= Exercise prompt =
Find the lines holding "label" and copy them.

Start of Exercise materials

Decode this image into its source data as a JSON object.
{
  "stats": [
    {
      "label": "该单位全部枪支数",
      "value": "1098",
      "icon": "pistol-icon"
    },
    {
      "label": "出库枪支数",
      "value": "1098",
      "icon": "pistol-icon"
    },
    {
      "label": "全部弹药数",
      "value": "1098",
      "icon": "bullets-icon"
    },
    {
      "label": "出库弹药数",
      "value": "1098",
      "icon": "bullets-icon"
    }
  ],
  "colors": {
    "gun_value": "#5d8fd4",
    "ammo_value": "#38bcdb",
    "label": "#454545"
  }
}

End of Exercise materials

= Response =
      "label": "该单位全部枪支数",
      "label": "出库枪支数",
      "label": "全部弹药数",
      "label": "出库弹药数",
    "label": "#454545"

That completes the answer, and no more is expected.